Answer these from the text on Kisspeptin1 and the habenula:
1. Which structure is the entopeduncular nucleus the teleost homolog of?
2. In zebrafish, where is kiss2 expressed?
3. What does Kisspeptin1 cause in the hippocampus?

Text shown START

What is the mechanism of change in vHb activity as learning occurs? Amo et al. (2014) have proposed that excitation is regulated via feedback from serotonergic neurons in the raphe to the entopeduncular nucleus, which is the teleost homolog of the basal ganglia (Turner et al., 2016). Whether additional mechanisms are involved is unknown. Here, we examine the possibility that a change in habenula neurons accompanies the learning process. In particular, we examine the potential involvement of the neuromodulator Kisspeptin1, which is expressed in the vHb together with its receptor (Kitahashi et al., 2009). In zebrafish, two paralogs of kiss1 have been identified. These have nonoverlapping expression, with kiss1 being restricted to the habenula and kiss2 expressed in the hypothalamus and posterior tuberculum (Kitahashi et al., 2009). This allows a specific test of the role of kiss1 in the habenula using genetics.
In mammals, kiss1 is expressed in the hypothalamus and is well studied in the context of reproduction (Pinilla et al., 2012; Clarke et al., 2015). Burst firing of hypothalamic neurons leads to the release of Kisspeptin1 (Kelly et al., 2013), which causes sustained depolarization of gonadotropin-releasing hormone (GnRH) neurons (Han et al., 2005). Kisspeptin1 is also expressed in the hippocampus, where it causes an increase in EPSC amplitude and contributes to increased excitability (Arai, 2009). In the zebrafish habenula, Kisspeptin1 has been proposed to depolarize vHb neurons, based on its ability to induce c-fos expression (Ogawa et al., 2014). However, delivery of Kisspeptin1 decreases fear, which is inconsistent with evidence that excitation of vHb neurons is aversive (Amo et al., 2014). Moreover, killing Kisspeptin1 receptor–expressing neurons in ventral habenula neurons mimics the effect of Kisspeptin1 delivery (Ogawa et al., 2014), which would not be expected if Kisspeptin1 causes depolarization. Rather, these observations suggest that Kisspeptin1 can also cause hyperpolarization. Here, we ask whether Kisspeptin1 could be involved in learning avoidance, by assessing the ability of a kiss1 mutant to learn and whether Kiss1 has the ability to both depolarize and hyperpolarize vHb neurons, which would make Kiss1 signaling a potential mechanism for alteration of vHb neuron activity during avoidance learning.

Text shown END
Data to examine START

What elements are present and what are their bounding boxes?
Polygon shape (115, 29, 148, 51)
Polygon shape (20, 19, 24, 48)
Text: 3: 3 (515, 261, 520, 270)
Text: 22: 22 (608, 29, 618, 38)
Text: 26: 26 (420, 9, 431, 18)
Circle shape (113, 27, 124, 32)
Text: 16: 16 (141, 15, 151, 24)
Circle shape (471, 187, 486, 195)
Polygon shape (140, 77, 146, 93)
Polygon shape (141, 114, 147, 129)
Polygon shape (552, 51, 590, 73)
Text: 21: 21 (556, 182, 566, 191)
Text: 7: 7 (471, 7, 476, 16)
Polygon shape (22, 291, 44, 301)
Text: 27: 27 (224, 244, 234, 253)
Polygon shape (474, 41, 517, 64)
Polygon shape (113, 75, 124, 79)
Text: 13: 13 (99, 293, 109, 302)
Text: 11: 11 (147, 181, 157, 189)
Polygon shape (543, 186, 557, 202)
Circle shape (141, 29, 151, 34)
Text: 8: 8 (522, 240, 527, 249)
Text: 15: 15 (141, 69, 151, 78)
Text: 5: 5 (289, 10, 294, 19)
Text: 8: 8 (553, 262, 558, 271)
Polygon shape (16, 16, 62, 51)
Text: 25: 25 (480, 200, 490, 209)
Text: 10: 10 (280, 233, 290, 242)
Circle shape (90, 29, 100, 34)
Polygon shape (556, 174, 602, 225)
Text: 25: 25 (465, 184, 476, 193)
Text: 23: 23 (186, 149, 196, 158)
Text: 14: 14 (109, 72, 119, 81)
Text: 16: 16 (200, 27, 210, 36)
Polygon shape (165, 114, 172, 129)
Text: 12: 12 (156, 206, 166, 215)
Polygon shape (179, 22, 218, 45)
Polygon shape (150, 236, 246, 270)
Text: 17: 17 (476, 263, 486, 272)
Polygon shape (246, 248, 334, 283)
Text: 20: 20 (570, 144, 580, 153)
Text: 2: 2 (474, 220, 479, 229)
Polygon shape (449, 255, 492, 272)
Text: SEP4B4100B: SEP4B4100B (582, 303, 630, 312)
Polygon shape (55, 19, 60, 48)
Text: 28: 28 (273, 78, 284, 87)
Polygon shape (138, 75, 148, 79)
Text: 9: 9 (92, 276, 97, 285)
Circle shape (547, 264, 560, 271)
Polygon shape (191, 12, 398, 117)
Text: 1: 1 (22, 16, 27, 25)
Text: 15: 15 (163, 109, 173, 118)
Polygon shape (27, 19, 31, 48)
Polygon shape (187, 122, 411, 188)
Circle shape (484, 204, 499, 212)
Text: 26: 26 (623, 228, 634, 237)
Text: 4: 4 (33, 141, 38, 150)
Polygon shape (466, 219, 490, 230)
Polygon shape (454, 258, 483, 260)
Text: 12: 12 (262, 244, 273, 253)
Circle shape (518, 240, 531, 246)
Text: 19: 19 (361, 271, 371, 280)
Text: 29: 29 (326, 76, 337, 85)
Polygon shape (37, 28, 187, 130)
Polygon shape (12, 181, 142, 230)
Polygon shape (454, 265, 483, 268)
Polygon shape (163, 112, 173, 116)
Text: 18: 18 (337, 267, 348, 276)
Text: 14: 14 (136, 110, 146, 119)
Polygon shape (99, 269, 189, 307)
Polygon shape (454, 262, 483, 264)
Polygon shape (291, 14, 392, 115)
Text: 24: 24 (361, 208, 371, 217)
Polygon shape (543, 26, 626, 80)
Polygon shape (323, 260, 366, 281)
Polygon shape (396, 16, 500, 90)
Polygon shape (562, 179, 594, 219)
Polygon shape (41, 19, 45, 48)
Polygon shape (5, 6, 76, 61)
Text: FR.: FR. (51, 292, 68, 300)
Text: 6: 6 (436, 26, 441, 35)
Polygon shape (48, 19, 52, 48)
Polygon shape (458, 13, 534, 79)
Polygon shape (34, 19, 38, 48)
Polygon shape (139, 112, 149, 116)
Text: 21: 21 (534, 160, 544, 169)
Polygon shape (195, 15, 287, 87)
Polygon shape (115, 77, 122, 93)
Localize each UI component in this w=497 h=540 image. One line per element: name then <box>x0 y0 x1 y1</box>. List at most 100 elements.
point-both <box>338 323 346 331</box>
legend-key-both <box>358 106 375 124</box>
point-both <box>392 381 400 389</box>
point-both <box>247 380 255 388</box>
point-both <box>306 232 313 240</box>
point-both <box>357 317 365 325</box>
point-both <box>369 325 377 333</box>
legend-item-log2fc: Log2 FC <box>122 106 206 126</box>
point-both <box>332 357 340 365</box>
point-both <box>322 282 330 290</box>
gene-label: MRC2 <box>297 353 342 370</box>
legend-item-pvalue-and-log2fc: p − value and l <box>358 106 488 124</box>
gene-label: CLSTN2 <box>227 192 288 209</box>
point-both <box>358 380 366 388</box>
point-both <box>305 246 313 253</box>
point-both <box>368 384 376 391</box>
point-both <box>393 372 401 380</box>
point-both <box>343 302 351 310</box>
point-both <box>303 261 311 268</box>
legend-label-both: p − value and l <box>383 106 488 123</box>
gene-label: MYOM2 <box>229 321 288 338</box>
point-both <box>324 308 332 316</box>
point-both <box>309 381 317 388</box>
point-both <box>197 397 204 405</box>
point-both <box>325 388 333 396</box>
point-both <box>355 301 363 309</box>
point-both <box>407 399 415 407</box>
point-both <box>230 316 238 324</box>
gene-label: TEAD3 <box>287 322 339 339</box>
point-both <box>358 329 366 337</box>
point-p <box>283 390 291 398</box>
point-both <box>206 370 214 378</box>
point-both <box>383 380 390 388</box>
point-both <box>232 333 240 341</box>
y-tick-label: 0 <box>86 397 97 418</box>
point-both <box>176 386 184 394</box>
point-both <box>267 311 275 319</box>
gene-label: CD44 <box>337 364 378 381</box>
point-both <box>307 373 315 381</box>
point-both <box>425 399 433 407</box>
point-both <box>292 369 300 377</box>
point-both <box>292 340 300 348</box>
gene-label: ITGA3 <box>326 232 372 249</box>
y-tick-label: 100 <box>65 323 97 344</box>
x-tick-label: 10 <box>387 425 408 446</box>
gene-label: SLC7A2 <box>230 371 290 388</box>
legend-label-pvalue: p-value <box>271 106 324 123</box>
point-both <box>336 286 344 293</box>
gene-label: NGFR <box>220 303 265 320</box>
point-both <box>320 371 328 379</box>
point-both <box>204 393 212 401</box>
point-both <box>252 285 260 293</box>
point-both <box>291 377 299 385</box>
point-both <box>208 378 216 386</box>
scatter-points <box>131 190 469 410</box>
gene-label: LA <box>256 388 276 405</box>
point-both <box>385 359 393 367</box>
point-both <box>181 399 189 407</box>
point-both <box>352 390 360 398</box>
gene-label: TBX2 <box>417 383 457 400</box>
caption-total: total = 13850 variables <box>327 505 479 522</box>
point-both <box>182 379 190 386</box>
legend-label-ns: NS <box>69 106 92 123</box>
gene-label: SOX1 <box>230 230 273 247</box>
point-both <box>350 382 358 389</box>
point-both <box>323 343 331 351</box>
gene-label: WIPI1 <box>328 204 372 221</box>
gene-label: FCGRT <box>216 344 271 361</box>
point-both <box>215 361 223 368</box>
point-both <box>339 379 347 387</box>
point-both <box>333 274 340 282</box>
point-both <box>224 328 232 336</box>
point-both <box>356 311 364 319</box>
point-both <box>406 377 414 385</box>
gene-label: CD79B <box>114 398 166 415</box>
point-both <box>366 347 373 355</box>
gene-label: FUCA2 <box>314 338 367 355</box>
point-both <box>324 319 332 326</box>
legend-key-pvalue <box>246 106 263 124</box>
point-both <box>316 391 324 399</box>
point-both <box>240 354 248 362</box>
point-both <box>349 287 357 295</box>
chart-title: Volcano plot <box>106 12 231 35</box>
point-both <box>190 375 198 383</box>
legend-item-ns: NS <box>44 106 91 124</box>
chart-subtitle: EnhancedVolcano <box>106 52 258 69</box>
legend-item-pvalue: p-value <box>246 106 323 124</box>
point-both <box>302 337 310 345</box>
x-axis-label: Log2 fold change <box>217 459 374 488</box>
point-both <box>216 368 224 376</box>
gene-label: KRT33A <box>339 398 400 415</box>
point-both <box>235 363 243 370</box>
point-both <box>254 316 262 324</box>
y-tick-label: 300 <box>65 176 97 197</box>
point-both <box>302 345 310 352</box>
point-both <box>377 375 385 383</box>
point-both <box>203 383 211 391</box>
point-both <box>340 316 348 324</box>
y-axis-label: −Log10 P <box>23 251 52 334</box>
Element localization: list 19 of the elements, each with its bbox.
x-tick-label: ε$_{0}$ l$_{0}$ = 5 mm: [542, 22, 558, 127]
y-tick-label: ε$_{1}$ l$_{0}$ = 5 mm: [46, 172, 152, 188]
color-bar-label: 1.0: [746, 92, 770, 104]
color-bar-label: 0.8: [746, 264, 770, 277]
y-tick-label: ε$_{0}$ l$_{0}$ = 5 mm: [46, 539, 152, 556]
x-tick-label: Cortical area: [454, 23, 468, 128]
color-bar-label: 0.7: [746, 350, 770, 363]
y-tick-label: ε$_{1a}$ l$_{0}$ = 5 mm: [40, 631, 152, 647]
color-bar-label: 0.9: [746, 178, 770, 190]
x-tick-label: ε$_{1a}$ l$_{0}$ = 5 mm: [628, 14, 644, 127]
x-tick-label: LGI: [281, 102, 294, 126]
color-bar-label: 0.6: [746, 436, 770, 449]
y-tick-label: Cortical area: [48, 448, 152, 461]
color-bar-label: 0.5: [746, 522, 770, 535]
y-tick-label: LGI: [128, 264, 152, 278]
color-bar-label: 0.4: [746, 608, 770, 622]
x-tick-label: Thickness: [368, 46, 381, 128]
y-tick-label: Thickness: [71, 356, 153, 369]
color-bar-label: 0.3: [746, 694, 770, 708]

Data to examine END

Solution →
1. The basal ganglia.
2. In the hypothalamus and posterior tuberculum.
3. An increase in EPSC amplitude, contributing to increased excitability.